Stored data:
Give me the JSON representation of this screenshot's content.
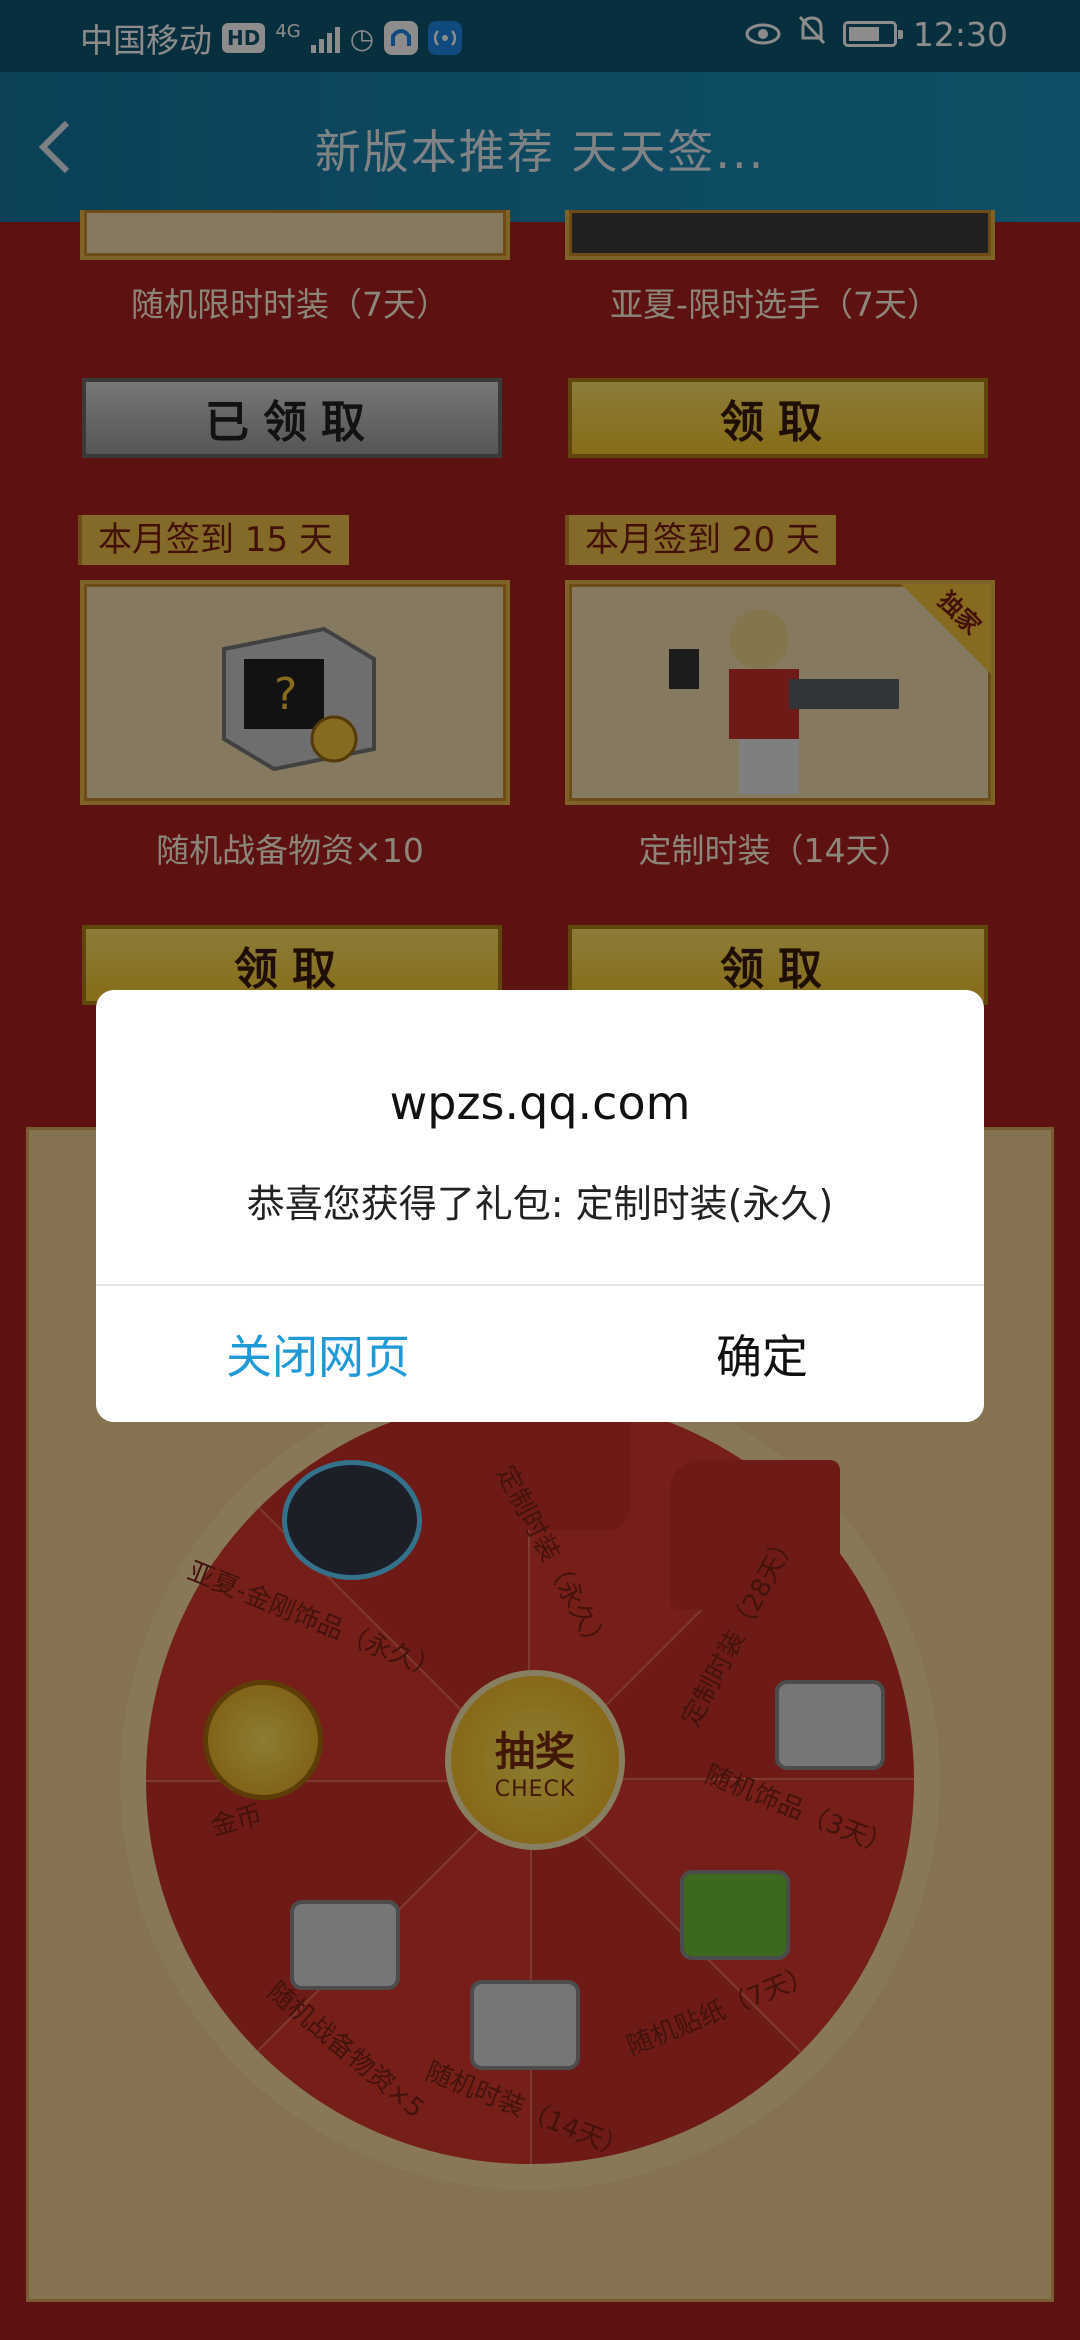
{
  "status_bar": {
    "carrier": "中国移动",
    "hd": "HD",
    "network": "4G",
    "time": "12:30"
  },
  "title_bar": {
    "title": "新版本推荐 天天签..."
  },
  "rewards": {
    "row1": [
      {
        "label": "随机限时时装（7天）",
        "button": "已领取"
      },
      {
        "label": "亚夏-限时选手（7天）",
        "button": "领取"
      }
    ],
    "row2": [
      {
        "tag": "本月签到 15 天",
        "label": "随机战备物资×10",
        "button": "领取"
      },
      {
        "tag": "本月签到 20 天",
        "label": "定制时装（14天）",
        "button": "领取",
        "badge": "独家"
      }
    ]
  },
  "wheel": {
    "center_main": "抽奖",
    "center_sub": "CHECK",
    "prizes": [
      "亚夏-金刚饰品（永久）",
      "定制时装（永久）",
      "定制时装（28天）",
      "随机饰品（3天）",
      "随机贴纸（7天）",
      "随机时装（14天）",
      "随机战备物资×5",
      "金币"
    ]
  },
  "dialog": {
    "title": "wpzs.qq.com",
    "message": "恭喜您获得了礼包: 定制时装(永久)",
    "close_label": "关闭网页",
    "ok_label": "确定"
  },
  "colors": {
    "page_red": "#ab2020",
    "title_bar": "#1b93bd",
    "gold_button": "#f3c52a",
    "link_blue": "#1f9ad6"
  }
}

* WHAT TO DO
Repeat all of the entries word for word, but omit the pictures.

* OUTPUT OF THE TASK
Give me the JSON representation of this screenshot's content.
{
  "status_bar": {
    "carrier": "中国移动",
    "hd": "HD",
    "network": "4G",
    "time": "12:30"
  },
  "title_bar": {
    "title": "新版本推荐 天天签..."
  },
  "rewards": {
    "row1": [
      {
        "label": "随机限时时装（7天）",
        "button": "已领取"
      },
      {
        "label": "亚夏-限时选手（7天）",
        "button": "领取"
      }
    ],
    "row2": [
      {
        "tag": "本月签到 15 天",
        "label": "随机战备物资×10",
        "button": "领取"
      },
      {
        "tag": "本月签到 20 天",
        "label": "定制时装（14天）",
        "button": "领取",
        "badge": "独家"
      }
    ]
  },
  "wheel": {
    "center_main": "抽奖",
    "center_sub": "CHECK",
    "prizes": [
      "亚夏-金刚饰品（永久）",
      "定制时装（永久）",
      "定制时装（28天）",
      "随机饰品（3天）",
      "随机贴纸（7天）",
      "随机时装（14天）",
      "随机战备物资×5",
      "金币"
    ]
  },
  "dialog": {
    "title": "wpzs.qq.com",
    "message": "恭喜您获得了礼包: 定制时装(永久)",
    "close_label": "关闭网页",
    "ok_label": "确定"
  },
  "colors": {
    "page_red": "#ab2020",
    "title_bar": "#1b93bd",
    "gold_button": "#f3c52a",
    "link_blue": "#1f9ad6"
  }
}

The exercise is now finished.